WHAT YOU SHOULD DO: Copy every line of the data that contains the string "JSON".
· · · · · · ·
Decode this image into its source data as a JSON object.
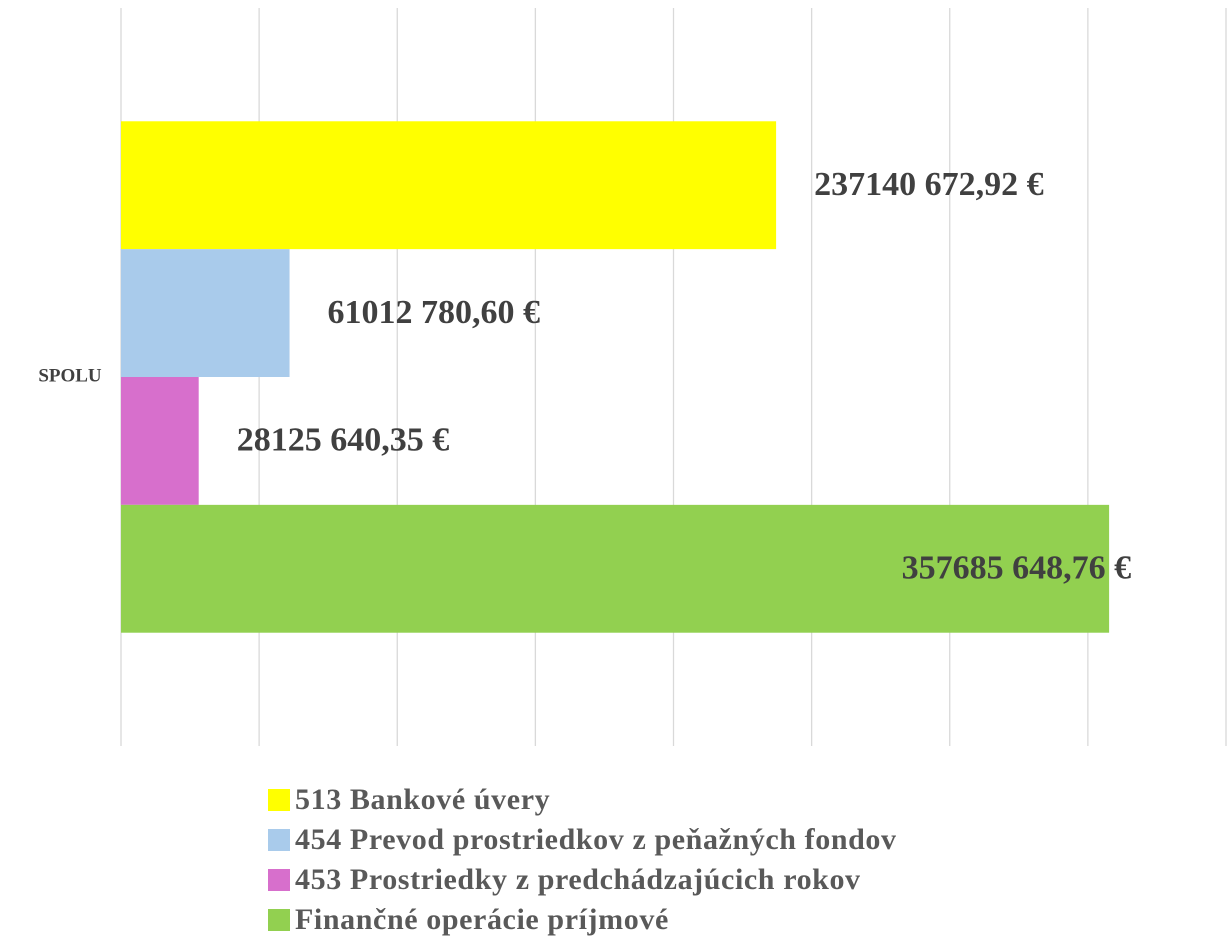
{
  "chart_data": {
    "type": "bar",
    "orientation": "horizontal",
    "categories": [
      "SPOLU"
    ],
    "series": [
      {
        "name": "513 Bankové úvery",
        "color": "#ffff00",
        "values": [
          237140672.92
        ],
        "value_labels": [
          "237140 672,92 €"
        ]
      },
      {
        "name": "454 Prevod prostriedkov z peňažných fondov",
        "color": "#a9cbeb",
        "values": [
          61012780.6
        ],
        "value_labels": [
          "61012 780,60 €"
        ]
      },
      {
        "name": "453 Prostriedky z predchádzajúcich rokov",
        "color": "#d76fcc",
        "values": [
          28125640.35
        ],
        "value_labels": [
          "28125 640,35 €"
        ]
      },
      {
        "name": "Finančné operácie príjmové",
        "color": "#92d050",
        "values": [
          357685648.76
        ],
        "value_labels": [
          "357685 648,76 €"
        ]
      }
    ],
    "xlim": [
      0,
      400000000
    ],
    "xticks": [
      0,
      50000000,
      100000000,
      150000000,
      200000000,
      250000000,
      300000000,
      350000000,
      400000000
    ],
    "grid": true,
    "legend": "bottom"
  }
}
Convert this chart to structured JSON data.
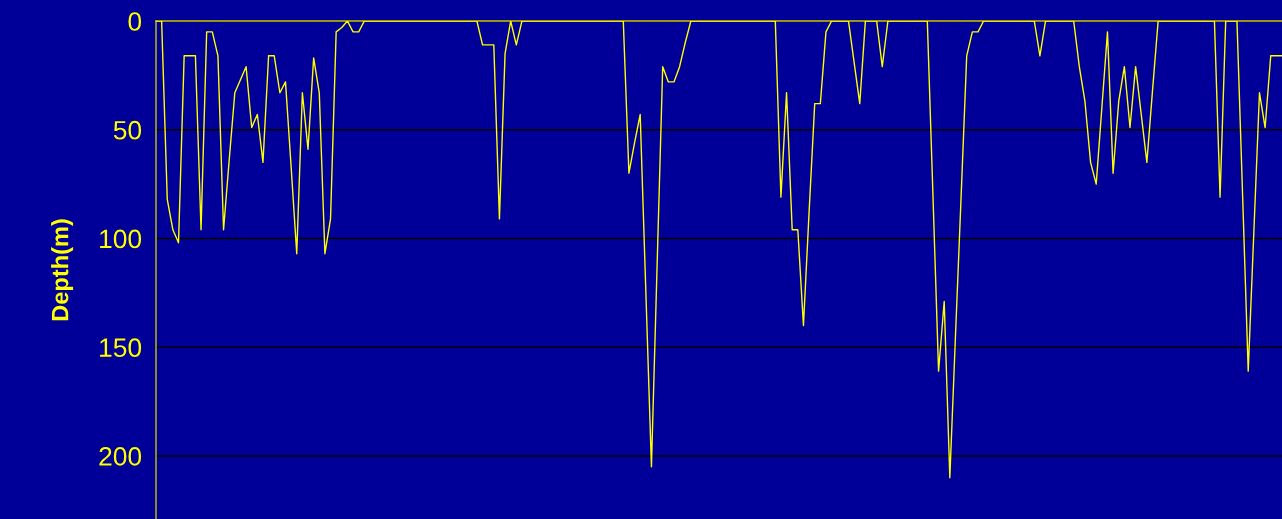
{
  "chart_data": {
    "type": "line",
    "ylabel": "Depth(m)",
    "color": "#ffff00",
    "categories": [
      null,
      null,
      null,
      null,
      null,
      null,
      null,
      null,
      null,
      null,
      null,
      null,
      null,
      null,
      null,
      null,
      null,
      null,
      null,
      null,
      null,
      null,
      null,
      null,
      null,
      null,
      null,
      null,
      null,
      null,
      null,
      null,
      null,
      null,
      null,
      null,
      null,
      null,
      null,
      null,
      null,
      null,
      null,
      null,
      null,
      null,
      null,
      null,
      null,
      null,
      null,
      null,
      null,
      null,
      null,
      null,
      null,
      null,
      null,
      null,
      null,
      null,
      null,
      null,
      null,
      null,
      null,
      null,
      null,
      null,
      null,
      null,
      null,
      null,
      null,
      null,
      null,
      null,
      null,
      null,
      null,
      null,
      null,
      null,
      null,
      null,
      null,
      null,
      null,
      null,
      null,
      null,
      null,
      null,
      null,
      null,
      null,
      null,
      null,
      null,
      null,
      null,
      null,
      null,
      null,
      null,
      null,
      null,
      null,
      null,
      null,
      null,
      null,
      null,
      null,
      null,
      null,
      null,
      null,
      null,
      null,
      null,
      null,
      null,
      null,
      null,
      null,
      null,
      null,
      null,
      null,
      null,
      null,
      null,
      null,
      null,
      null,
      null,
      null,
      null,
      null,
      null,
      null,
      null,
      null,
      null,
      null,
      null,
      null,
      null,
      null,
      null,
      null,
      null,
      null,
      null,
      null,
      null,
      null,
      null,
      null,
      null,
      null,
      null,
      null,
      null,
      null,
      null,
      null,
      null,
      null,
      null,
      null,
      null,
      null,
      null,
      null,
      null,
      null,
      null,
      null,
      null,
      null,
      null,
      null,
      null,
      null,
      null,
      null,
      null,
      null,
      null,
      null,
      null,
      null,
      null,
      null,
      null,
      null,
      null,
      null
    ],
    "values": [
      0,
      0,
      82,
      96,
      102,
      16,
      16,
      16,
      96,
      5,
      5,
      16,
      96,
      64,
      33,
      27,
      21,
      49,
      43,
      65,
      16,
      16,
      33,
      28,
      67,
      107,
      33,
      59,
      17,
      33,
      107,
      91,
      5,
      3,
      0,
      5,
      5,
      0,
      0,
      0,
      0,
      0,
      0,
      0,
      0,
      0,
      0,
      0,
      0,
      0,
      0,
      0,
      0,
      0,
      0,
      0,
      0,
      0,
      11,
      11,
      11,
      91,
      15,
      0,
      11,
      0,
      0,
      0,
      0,
      0,
      0,
      0,
      0,
      0,
      0,
      0,
      0,
      0,
      0,
      0,
      0,
      0,
      0,
      0,
      70,
      56,
      43,
      124,
      205,
      113,
      21,
      28,
      28,
      21,
      10,
      0,
      0,
      0,
      0,
      0,
      0,
      0,
      0,
      0,
      0,
      0,
      0,
      0,
      0,
      0,
      0,
      81,
      33,
      96,
      96,
      140,
      88,
      38,
      38,
      5,
      0,
      0,
      0,
      0,
      19,
      38,
      0,
      0,
      0,
      21,
      0,
      0,
      0,
      0,
      0,
      0,
      0,
      0,
      80,
      161,
      129,
      210,
      145,
      81,
      16,
      5,
      5,
      0,
      0,
      0,
      0,
      0,
      0,
      0,
      0,
      0,
      0,
      16,
      0,
      0,
      0,
      0,
      0,
      0,
      21,
      37,
      65,
      75,
      40,
      5,
      70,
      37,
      21,
      49,
      21,
      43,
      65,
      32,
      0,
      0,
      0,
      0,
      0,
      0,
      0,
      0,
      0,
      0,
      0,
      81,
      0,
      0,
      0,
      80,
      161,
      97,
      33,
      49,
      16,
      16,
      16
    ],
    "ylim": [
      229,
      0
    ],
    "yticks": [
      0,
      50,
      100,
      150,
      200
    ],
    "grid": "y"
  }
}
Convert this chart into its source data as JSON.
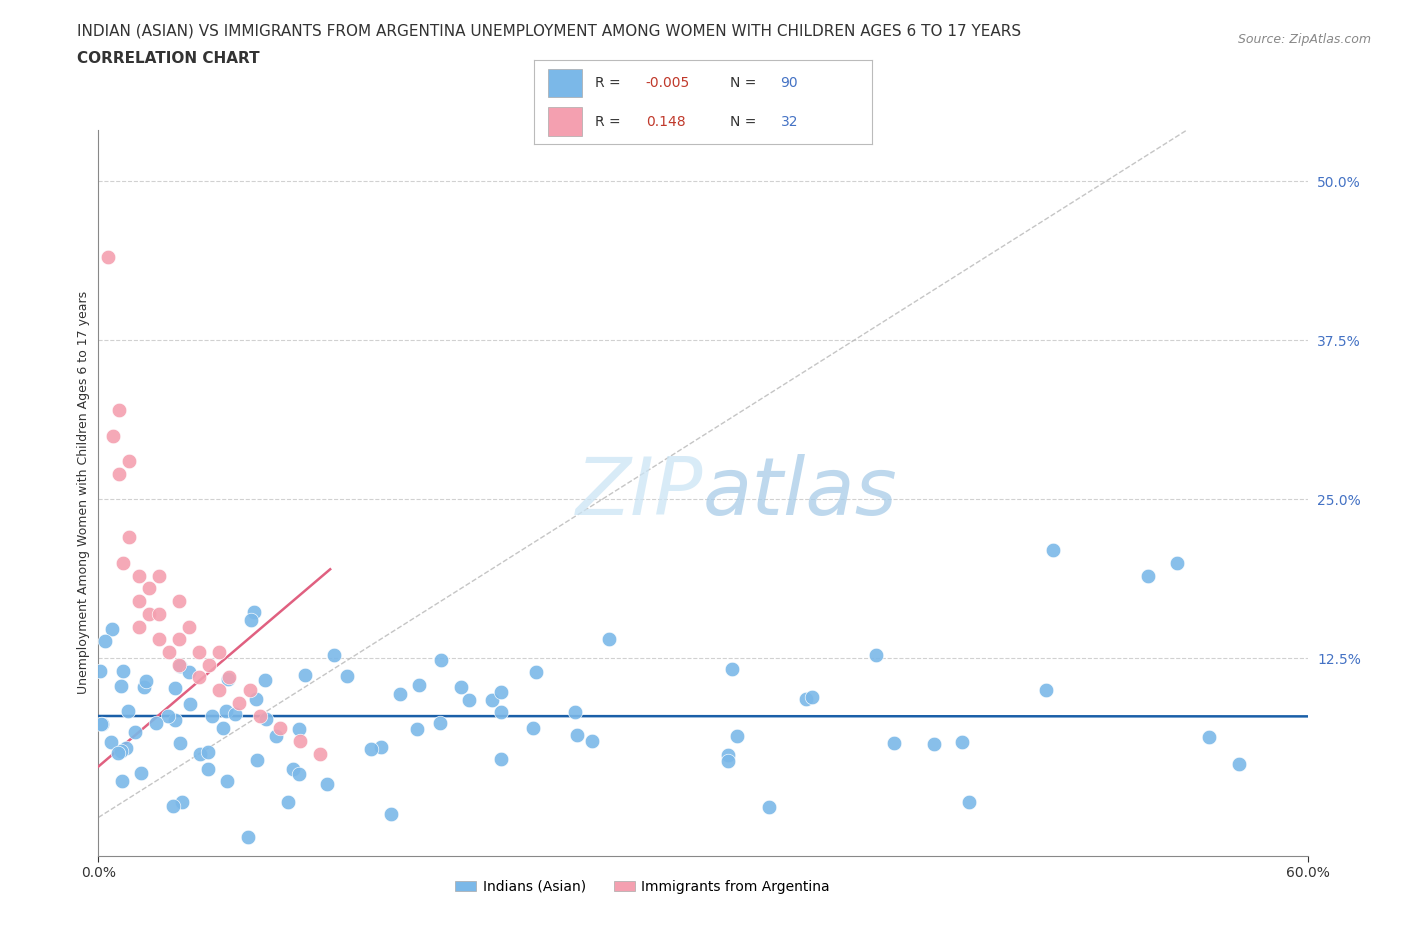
{
  "title_line1": "INDIAN (ASIAN) VS IMMIGRANTS FROM ARGENTINA UNEMPLOYMENT AMONG WOMEN WITH CHILDREN AGES 6 TO 17 YEARS",
  "title_line2": "CORRELATION CHART",
  "source_text": "Source: ZipAtlas.com",
  "ylabel": "Unemployment Among Women with Children Ages 6 to 17 years",
  "xlim": [
    0.0,
    0.6
  ],
  "ylim": [
    -0.03,
    0.54
  ],
  "ytick_positions": [
    0.0,
    0.125,
    0.25,
    0.375,
    0.5
  ],
  "ytick_labels_right": [
    "",
    "12.5%",
    "25.0%",
    "37.5%",
    "50.0%"
  ],
  "grid_color": "#cccccc",
  "background_color": "#ffffff",
  "legend_r1": "-0.005",
  "legend_n1": "90",
  "legend_r2": "0.148",
  "legend_n2": "32",
  "series1_color": "#7bb8e8",
  "series2_color": "#f4a0b0",
  "series1_label": "Indians (Asian)",
  "series2_label": "Immigrants from Argentina",
  "series1_line_color": "#1a5fa8",
  "series2_line_color": "#e06080",
  "diagonal_color": "#bbbbbb",
  "title_fontsize": 11,
  "source_fontsize": 9,
  "axis_label_fontsize": 9,
  "tick_fontsize": 10
}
· · · · · · ·
FINISHED ANSWER:
Decode this image into its source data as a JSON object.
Convert this chart to structured JSON data.
Convert this chart into its source data as JSON.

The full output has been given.